● Exercise details
Copy every line that contains the string "тисяч" from the entries below.

Entries with figure data:
____________________

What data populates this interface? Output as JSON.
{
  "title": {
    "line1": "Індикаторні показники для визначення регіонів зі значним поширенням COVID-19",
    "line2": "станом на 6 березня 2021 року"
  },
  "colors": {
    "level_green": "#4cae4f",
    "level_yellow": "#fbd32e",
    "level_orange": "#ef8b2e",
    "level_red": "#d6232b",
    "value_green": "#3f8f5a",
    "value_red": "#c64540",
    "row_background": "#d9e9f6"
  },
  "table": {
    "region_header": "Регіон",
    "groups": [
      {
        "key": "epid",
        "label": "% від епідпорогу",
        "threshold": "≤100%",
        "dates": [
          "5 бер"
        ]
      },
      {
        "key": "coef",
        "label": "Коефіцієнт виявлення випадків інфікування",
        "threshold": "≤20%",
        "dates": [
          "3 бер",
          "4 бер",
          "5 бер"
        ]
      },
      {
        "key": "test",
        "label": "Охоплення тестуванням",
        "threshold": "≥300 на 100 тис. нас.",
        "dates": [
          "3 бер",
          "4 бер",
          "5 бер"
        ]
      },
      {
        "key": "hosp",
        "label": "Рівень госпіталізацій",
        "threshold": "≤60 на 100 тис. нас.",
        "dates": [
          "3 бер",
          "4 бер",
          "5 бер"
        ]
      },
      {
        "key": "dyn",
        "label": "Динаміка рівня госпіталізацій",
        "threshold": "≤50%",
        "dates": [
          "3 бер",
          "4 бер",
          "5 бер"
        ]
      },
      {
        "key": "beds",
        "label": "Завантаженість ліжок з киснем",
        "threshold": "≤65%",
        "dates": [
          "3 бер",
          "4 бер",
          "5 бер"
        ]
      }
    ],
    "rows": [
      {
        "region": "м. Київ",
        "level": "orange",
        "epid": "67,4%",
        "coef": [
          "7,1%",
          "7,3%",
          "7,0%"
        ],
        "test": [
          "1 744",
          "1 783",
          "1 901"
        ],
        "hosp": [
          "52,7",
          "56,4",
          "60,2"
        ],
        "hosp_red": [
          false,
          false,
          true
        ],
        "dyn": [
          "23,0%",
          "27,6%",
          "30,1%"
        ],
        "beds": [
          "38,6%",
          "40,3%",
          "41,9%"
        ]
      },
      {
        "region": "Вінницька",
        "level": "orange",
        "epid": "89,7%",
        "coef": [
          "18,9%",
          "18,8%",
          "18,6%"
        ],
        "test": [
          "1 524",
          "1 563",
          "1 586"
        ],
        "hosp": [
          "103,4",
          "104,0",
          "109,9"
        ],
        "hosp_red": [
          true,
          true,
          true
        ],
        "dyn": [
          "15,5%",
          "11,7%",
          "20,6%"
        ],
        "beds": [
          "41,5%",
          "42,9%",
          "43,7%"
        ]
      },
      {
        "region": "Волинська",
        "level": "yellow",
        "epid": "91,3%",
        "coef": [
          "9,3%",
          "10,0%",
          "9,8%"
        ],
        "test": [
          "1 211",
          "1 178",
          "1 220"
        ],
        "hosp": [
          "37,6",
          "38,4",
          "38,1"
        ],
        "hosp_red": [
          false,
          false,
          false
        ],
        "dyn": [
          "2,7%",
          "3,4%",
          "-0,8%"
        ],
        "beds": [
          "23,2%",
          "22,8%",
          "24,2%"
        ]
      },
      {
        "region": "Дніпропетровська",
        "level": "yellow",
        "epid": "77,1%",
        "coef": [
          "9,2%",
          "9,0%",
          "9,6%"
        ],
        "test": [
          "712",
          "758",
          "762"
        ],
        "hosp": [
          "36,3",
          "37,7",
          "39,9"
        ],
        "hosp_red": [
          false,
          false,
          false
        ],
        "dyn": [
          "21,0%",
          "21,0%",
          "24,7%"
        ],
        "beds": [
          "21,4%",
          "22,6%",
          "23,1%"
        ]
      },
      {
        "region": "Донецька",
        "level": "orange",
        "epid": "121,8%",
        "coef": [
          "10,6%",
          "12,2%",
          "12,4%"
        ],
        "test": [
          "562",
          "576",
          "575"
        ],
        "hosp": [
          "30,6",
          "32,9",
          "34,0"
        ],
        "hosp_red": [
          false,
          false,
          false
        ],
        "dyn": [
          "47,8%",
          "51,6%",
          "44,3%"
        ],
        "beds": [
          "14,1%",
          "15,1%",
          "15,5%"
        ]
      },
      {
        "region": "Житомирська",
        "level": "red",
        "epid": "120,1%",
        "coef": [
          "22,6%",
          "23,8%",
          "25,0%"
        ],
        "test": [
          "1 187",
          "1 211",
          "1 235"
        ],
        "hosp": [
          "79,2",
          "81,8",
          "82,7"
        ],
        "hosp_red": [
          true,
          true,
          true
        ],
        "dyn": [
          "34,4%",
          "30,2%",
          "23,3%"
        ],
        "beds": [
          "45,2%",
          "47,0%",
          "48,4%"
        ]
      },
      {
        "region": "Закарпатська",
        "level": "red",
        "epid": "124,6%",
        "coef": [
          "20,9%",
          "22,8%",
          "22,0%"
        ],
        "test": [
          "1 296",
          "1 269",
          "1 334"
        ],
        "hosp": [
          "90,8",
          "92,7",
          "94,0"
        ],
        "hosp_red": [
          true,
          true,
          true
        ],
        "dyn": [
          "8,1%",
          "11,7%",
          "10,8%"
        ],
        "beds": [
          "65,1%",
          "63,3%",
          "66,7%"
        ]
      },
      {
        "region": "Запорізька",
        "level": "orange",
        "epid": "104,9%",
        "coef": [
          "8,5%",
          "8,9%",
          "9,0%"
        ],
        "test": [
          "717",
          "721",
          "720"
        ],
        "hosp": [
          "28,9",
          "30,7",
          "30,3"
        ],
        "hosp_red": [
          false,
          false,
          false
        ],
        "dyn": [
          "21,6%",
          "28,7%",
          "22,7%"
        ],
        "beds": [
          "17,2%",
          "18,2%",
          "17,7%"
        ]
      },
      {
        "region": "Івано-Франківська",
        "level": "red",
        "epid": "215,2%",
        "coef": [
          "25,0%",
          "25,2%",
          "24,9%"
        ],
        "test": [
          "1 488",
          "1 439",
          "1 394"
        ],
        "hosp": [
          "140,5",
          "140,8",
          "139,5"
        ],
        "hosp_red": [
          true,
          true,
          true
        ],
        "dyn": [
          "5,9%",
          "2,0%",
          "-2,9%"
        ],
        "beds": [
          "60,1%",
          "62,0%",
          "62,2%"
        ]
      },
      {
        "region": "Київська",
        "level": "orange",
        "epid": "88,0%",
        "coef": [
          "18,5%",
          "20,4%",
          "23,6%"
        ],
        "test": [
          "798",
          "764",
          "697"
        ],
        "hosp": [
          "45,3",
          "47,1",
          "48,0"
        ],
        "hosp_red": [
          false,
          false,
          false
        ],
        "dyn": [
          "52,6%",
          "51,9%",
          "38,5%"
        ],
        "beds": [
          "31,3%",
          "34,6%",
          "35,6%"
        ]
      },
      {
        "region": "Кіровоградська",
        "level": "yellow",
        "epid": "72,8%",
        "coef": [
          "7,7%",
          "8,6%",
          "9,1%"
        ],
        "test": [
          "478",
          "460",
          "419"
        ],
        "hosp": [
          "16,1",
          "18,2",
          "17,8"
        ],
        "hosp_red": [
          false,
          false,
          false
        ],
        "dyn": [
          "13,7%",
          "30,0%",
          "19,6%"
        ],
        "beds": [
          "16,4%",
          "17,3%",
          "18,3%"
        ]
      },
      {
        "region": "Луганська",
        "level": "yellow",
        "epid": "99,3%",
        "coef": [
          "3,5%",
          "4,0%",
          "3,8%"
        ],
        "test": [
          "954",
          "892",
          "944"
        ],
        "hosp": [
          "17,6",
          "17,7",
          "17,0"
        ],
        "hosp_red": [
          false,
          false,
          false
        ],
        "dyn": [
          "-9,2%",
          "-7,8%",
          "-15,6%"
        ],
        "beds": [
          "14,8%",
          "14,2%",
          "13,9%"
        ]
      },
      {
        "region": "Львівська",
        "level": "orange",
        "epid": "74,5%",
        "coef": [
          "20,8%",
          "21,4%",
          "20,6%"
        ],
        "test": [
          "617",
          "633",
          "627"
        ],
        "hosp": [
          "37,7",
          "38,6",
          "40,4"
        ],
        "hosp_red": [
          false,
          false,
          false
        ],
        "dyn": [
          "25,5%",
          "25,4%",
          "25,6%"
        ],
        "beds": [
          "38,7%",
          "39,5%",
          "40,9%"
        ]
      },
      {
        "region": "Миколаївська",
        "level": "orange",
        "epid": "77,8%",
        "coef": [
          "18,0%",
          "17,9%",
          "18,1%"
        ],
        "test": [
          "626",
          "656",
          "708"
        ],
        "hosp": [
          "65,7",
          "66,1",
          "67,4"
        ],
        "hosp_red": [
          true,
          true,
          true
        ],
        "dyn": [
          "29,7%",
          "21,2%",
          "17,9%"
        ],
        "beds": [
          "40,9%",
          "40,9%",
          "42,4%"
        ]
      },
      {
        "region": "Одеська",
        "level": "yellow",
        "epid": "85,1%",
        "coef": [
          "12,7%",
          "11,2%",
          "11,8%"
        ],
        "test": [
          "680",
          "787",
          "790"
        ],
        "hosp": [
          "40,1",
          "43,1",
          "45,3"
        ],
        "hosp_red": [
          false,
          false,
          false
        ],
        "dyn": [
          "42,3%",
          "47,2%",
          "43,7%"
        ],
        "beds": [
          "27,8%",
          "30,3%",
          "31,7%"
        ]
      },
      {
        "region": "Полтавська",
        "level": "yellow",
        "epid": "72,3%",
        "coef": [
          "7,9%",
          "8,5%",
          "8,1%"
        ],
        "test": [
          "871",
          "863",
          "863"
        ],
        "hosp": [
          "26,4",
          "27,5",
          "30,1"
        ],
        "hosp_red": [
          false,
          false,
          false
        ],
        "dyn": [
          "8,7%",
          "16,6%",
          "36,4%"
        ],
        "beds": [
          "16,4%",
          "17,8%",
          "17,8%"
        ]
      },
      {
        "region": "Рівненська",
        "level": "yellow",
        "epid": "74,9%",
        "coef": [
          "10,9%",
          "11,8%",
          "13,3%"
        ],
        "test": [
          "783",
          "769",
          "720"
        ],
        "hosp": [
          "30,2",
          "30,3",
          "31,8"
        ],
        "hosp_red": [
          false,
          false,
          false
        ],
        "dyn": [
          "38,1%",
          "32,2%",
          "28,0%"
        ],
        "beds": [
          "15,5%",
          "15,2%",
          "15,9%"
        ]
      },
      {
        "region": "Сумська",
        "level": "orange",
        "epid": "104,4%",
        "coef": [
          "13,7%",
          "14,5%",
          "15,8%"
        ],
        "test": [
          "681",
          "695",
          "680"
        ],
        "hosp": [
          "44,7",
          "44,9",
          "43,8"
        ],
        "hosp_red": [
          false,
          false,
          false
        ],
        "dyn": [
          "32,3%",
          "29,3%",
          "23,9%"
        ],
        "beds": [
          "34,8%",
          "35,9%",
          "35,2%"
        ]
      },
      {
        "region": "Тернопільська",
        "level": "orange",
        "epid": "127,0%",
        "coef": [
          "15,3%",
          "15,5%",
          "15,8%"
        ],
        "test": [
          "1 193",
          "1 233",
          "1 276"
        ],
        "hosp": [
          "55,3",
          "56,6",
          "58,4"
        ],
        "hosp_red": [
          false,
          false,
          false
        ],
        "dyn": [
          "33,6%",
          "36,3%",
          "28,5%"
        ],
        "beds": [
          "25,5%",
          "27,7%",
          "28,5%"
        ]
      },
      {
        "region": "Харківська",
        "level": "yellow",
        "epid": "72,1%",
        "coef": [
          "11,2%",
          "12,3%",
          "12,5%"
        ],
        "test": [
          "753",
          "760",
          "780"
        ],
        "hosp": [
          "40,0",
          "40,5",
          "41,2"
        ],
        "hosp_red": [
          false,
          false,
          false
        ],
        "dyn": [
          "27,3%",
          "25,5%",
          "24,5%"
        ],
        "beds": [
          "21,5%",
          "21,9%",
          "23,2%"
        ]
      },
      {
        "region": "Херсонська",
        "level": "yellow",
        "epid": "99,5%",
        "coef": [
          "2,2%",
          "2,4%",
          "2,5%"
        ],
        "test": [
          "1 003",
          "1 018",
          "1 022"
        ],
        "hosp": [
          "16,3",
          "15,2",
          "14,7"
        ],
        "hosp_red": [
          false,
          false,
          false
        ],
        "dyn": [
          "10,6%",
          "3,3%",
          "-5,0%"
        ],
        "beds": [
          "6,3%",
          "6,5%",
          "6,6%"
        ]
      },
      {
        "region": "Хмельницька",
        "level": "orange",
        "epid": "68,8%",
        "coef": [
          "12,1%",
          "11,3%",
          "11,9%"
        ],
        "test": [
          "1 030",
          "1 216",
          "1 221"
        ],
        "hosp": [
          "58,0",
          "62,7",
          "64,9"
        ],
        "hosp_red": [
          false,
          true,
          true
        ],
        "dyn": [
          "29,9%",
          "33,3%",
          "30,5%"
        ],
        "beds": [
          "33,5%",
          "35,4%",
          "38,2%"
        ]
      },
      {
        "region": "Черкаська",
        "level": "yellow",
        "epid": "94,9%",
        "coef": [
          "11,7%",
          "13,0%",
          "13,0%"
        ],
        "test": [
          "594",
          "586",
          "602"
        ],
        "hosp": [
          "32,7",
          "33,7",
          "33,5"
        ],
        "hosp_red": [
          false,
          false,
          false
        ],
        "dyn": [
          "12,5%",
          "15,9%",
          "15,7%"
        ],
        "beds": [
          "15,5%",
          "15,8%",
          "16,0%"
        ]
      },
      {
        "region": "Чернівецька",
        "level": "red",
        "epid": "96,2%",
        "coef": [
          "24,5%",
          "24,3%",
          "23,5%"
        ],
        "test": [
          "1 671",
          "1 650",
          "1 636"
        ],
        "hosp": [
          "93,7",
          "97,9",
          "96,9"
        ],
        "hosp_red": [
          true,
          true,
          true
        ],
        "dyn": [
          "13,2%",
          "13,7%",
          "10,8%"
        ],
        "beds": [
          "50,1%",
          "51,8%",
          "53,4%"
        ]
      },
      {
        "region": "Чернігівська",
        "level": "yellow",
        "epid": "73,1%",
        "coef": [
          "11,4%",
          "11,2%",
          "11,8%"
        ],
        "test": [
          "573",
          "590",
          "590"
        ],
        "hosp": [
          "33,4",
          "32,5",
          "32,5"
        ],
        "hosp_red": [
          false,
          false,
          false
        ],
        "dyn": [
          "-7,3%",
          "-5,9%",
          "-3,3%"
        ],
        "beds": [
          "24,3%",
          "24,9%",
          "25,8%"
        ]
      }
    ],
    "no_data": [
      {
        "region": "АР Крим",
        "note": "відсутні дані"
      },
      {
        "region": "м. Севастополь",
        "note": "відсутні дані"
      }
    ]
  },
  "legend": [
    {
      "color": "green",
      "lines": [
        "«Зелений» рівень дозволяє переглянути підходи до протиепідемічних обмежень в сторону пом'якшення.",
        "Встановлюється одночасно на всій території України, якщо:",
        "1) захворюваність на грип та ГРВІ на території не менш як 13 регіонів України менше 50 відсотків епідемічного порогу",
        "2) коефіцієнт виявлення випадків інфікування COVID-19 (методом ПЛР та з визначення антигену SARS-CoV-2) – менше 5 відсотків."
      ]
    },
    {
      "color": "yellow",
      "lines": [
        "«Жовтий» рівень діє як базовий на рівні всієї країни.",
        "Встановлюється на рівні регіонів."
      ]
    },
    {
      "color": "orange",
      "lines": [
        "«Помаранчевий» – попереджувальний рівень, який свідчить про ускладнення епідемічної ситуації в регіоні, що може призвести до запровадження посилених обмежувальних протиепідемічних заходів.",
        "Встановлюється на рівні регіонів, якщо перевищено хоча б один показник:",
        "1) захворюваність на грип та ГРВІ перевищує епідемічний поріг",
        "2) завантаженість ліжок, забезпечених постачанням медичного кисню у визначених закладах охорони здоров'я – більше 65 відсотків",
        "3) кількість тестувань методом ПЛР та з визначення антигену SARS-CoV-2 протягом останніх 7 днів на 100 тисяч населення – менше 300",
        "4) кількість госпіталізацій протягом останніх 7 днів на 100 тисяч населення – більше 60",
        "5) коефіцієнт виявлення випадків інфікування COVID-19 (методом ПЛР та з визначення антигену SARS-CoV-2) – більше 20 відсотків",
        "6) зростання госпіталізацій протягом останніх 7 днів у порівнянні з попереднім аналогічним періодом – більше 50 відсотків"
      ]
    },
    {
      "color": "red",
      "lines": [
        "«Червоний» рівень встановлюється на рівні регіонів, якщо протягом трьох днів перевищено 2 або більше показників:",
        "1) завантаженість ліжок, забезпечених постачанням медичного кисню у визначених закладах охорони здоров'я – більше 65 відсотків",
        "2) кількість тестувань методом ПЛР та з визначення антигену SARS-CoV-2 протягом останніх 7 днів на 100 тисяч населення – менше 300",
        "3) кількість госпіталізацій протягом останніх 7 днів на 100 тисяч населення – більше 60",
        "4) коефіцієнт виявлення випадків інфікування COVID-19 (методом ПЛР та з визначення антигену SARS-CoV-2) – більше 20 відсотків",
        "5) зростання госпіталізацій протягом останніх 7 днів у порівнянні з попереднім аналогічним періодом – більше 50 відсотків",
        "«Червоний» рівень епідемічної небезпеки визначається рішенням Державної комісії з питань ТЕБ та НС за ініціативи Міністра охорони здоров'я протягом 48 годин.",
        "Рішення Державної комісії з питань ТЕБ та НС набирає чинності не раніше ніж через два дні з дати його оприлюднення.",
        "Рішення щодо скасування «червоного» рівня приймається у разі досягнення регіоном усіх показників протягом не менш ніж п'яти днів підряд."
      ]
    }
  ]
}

____________________

● Answer to the task
        "3) кількість тестувань методом ПЛР та з визначення антигену SARS-CoV-2 протягом останніх 7 днів на 100 тисяч населення – менше 300",
        "4) кількість госпіталізацій протягом останніх 7 днів на 100 тисяч населення – більше 60",
        "2) кількість тестувань методом ПЛР та з визначення антигену SARS-CoV-2 протягом останніх 7 днів на 100 тисяч населення – менше 300",
        "3) кількість госпіталізацій протягом останніх 7 днів на 100 тисяч населення – більше 60",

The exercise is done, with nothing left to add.